#### What you should do:
Switch every "Patent image size" in the records below to "Drawing dimensions" and keep everything else the same. Omit the pictures from your answer.

#### Entries from a dataset:
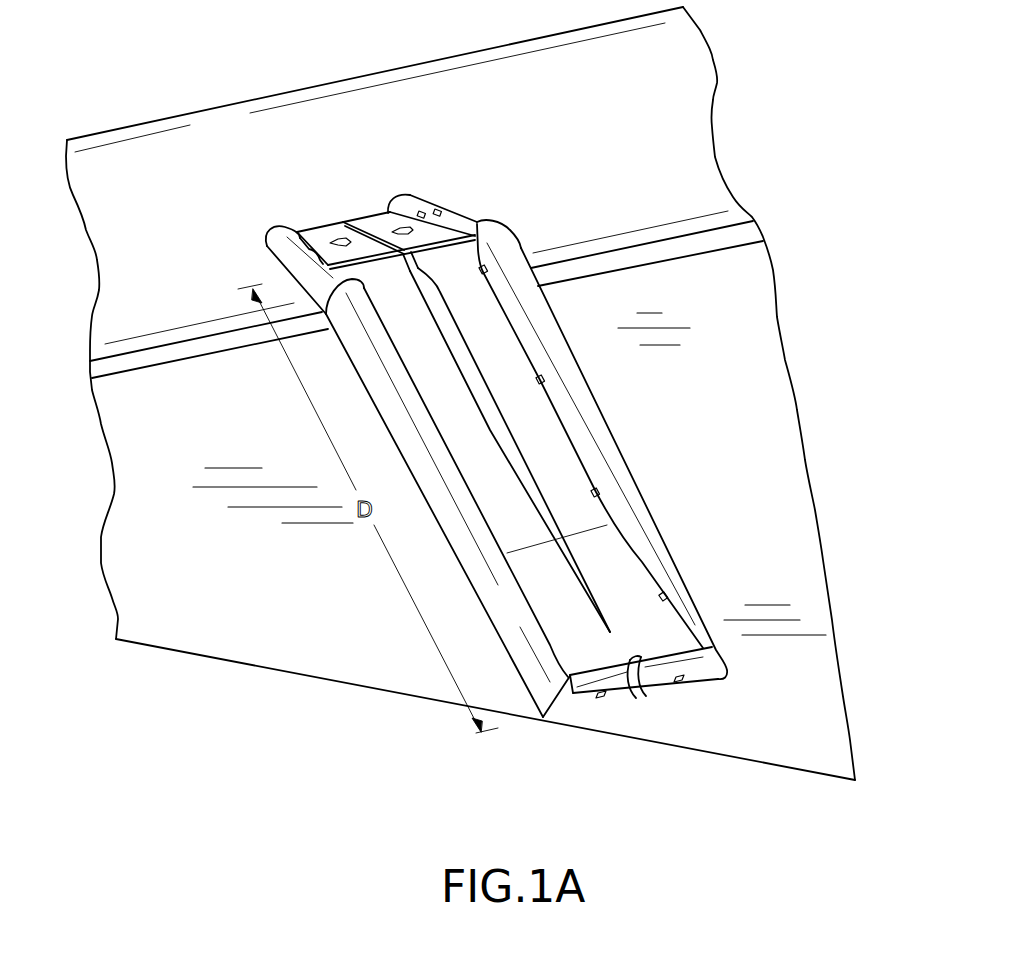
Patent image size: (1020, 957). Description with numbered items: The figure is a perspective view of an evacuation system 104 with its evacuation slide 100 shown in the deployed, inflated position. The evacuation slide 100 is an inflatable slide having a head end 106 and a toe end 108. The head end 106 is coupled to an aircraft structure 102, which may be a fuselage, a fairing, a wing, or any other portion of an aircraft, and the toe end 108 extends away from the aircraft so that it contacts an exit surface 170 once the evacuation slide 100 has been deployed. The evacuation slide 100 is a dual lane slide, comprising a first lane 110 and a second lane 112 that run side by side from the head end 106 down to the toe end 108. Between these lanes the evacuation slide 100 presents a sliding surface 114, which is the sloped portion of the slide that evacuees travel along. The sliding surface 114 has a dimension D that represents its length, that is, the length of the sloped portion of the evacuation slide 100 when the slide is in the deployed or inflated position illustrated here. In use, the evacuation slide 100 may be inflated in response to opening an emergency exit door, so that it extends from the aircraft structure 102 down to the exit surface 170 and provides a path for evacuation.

The evacuation slide 100 is at (528, 444).
The aircraft structure 102 is at (566, 137).
The evacuation system 104 is at (676, 290).
The head end 106 is at (324, 205).
The toe end 108 is at (650, 710).
The first lane 110 is at (583, 638).
The second lane 112 is at (647, 617).
The sliding surface 114 is at (472, 462).
The exit surface 170 is at (292, 672).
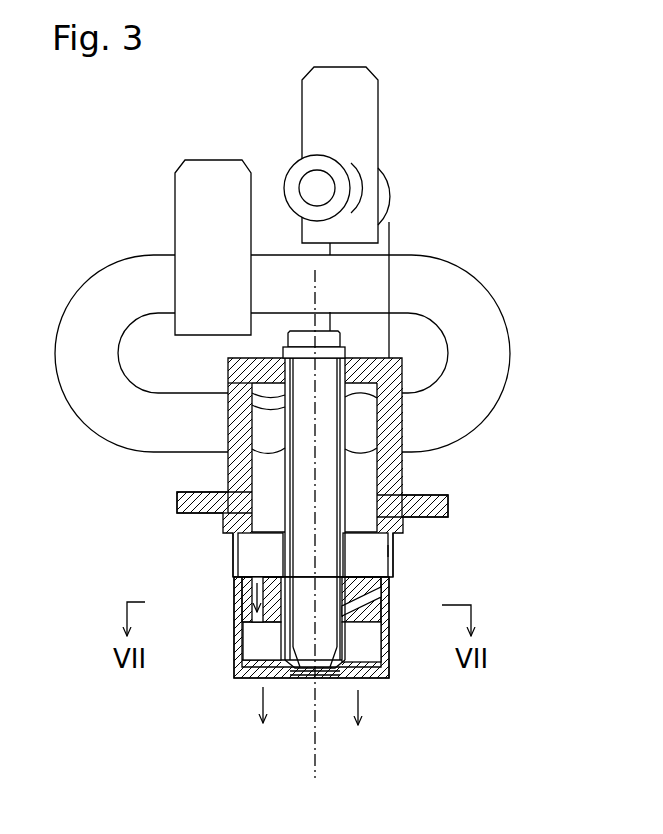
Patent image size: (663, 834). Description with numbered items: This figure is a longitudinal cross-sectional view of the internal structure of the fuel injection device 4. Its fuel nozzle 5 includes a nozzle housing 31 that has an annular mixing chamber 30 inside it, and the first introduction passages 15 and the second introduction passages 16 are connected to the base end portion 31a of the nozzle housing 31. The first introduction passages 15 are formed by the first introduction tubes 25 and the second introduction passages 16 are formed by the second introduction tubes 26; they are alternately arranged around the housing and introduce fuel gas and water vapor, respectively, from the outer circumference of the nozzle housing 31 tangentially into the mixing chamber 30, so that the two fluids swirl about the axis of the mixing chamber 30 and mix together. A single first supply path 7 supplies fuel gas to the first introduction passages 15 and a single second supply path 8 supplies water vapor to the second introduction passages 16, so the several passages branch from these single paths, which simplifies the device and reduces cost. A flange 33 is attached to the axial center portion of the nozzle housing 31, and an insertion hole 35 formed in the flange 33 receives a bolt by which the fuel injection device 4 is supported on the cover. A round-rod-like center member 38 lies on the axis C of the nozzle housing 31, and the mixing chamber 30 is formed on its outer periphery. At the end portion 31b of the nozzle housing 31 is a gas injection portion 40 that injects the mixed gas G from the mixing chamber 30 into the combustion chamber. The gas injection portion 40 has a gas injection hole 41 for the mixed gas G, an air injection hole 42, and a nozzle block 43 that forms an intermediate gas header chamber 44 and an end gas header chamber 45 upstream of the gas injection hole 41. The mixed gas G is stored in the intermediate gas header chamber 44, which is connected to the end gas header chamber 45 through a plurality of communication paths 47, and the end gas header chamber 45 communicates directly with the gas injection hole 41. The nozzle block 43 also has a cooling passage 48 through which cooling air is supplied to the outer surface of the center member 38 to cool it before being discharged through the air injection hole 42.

The fuel injection device 4 is at (506, 297).
The fuel nozzle 5 is at (213, 473).
The first supply path 7 is at (380, 93).
The second supply path 8 is at (175, 200).
The first introduction passage 15 is at (317, 188).
The second introduction passage 16 is at (483, 333).
The first introduction tube 25 is at (300, 173).
The second introduction tube 26 is at (72, 292).
The mixing chamber 30 is at (357, 466).
The nozzle housing 31 is at (402, 405).
The base end portion 31a is at (227, 380).
The end portion 31b is at (405, 540).
The flange 33 is at (432, 495).
The insertion hole 35 is at (195, 513).
The center member 38 is at (300, 498).
The gas injection portion 40 is at (203, 533).
The gas injection hole 41 is at (367, 675).
The air injection hole 42 is at (302, 680).
The nozzle block 43 is at (390, 578).
The intermediate gas header chamber 44 is at (390, 551).
The end gas header chamber 45 is at (363, 645).
The communication path 47 is at (250, 640).
The cooling passage 48 is at (393, 597).
The mixed gas G is at (233, 663).
The axis C is at (321, 539).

#### Written solution:
Drawing dimensions: (1020, 957). Description with numbered items: The figure is a perspective view of an evacuation system 104 with its evacuation slide 100 shown in the deployed, inflated position. The evacuation slide 100 is an inflatable slide having a head end 106 and a toe end 108. The head end 106 is coupled to an aircraft structure 102, which may be a fuselage, a fairing, a wing, or any other portion of an aircraft, and the toe end 108 extends away from the aircraft so that it contacts an exit surface 170 once the evacuation slide 100 has been deployed. The evacuation slide 100 is a dual lane slide, comprising a first lane 110 and a second lane 112 that run side by side from the head end 106 down to the toe end 108. Between these lanes the evacuation slide 100 presents a sliding surface 114, which is the sloped portion of the slide that evacuees travel along. The sliding surface 114 has a dimension D that represents its length, that is, the length of the sloped portion of the evacuation slide 100 when the slide is in the deployed or inflated position illustrated here. In use, the evacuation slide 100 may be inflated in response to opening an emergency exit door, so that it extends from the aircraft structure 102 down to the exit surface 170 and provides a path for evacuation.

The evacuation slide 100 is at (528, 444).
The aircraft structure 102 is at (566, 137).
The evacuation system 104 is at (676, 290).
The head end 106 is at (324, 205).
The toe end 108 is at (650, 710).
The first lane 110 is at (583, 638).
The second lane 112 is at (647, 617).
The sliding surface 114 is at (472, 462).
The exit surface 170 is at (292, 672).
Drawing dimensions: (663, 834). Description with numbered items: This figure is a longitudinal cross-sectional view of the internal structure of the fuel injection device 4. Its fuel nozzle 5 includes a nozzle housing 31 that has an annular mixing chamber 30 inside it, and the first introduction passages 15 and the second introduction passages 16 are connected to the base end portion 31a of the nozzle housing 31. The first introduction passages 15 are formed by the first introduction tubes 25 and the second introduction passages 16 are formed by the second introduction tubes 26; they are alternately arranged around the housing and introduce fuel gas and water vapor, respectively, from the outer circumference of the nozzle housing 31 tangentially into the mixing chamber 30, so that the two fluids swirl about the axis of the mixing chamber 30 and mix together. A single first supply path 7 supplies fuel gas to the first introduction passages 15 and a single second supply path 8 supplies water vapor to the second introduction passages 16, so the several passages branch from these single paths, which simplifies the device and reduces cost. A flange 33 is attached to the axial center portion of the nozzle housing 31, and an insertion hole 35 formed in the flange 33 receives a bolt by which the fuel injection device 4 is supported on the cover. A round-rod-like center member 38 lies on the axis C of the nozzle housing 31, and the mixing chamber 30 is formed on its outer periphery. At the end portion 31b of the nozzle housing 31 is a gas injection portion 40 that injects the mixed gas G from the mixing chamber 30 into the combustion chamber. The gas injection portion 40 has a gas injection hole 41 for the mixed gas G, an air injection hole 42, and a nozzle block 43 that forms an intermediate gas header chamber 44 and an end gas header chamber 45 upstream of the gas injection hole 41. The mixed gas G is stored in the intermediate gas header chamber 44, which is connected to the end gas header chamber 45 through a plurality of communication paths 47, and the end gas header chamber 45 communicates directly with the gas injection hole 41. The nozzle block 43 also has a cooling passage 48 through which cooling air is supplied to the outer surface of the center member 38 to cool it before being discharged through the air injection hole 42.

The fuel injection device 4 is at (506, 297).
The fuel nozzle 5 is at (213, 473).
The first supply path 7 is at (380, 93).
The second supply path 8 is at (175, 200).
The first introduction passage 15 is at (317, 188).
The second introduction passage 16 is at (483, 333).
The first introduction tube 25 is at (300, 173).
The second introduction tube 26 is at (72, 292).
The mixing chamber 30 is at (357, 466).
The nozzle housing 31 is at (402, 405).
The base end portion 31a is at (227, 380).
The end portion 31b is at (405, 540).
The flange 33 is at (432, 495).
The insertion hole 35 is at (195, 513).
The center member 38 is at (300, 498).
The gas injection portion 40 is at (203, 533).
The gas injection hole 41 is at (367, 675).
The air injection hole 42 is at (302, 680).
The nozzle block 43 is at (390, 578).
The intermediate gas header chamber 44 is at (390, 551).
The end gas header chamber 45 is at (363, 645).
The communication path 47 is at (250, 640).
The cooling passage 48 is at (393, 597).
The mixed gas G is at (233, 663).
The axis C is at (321, 539).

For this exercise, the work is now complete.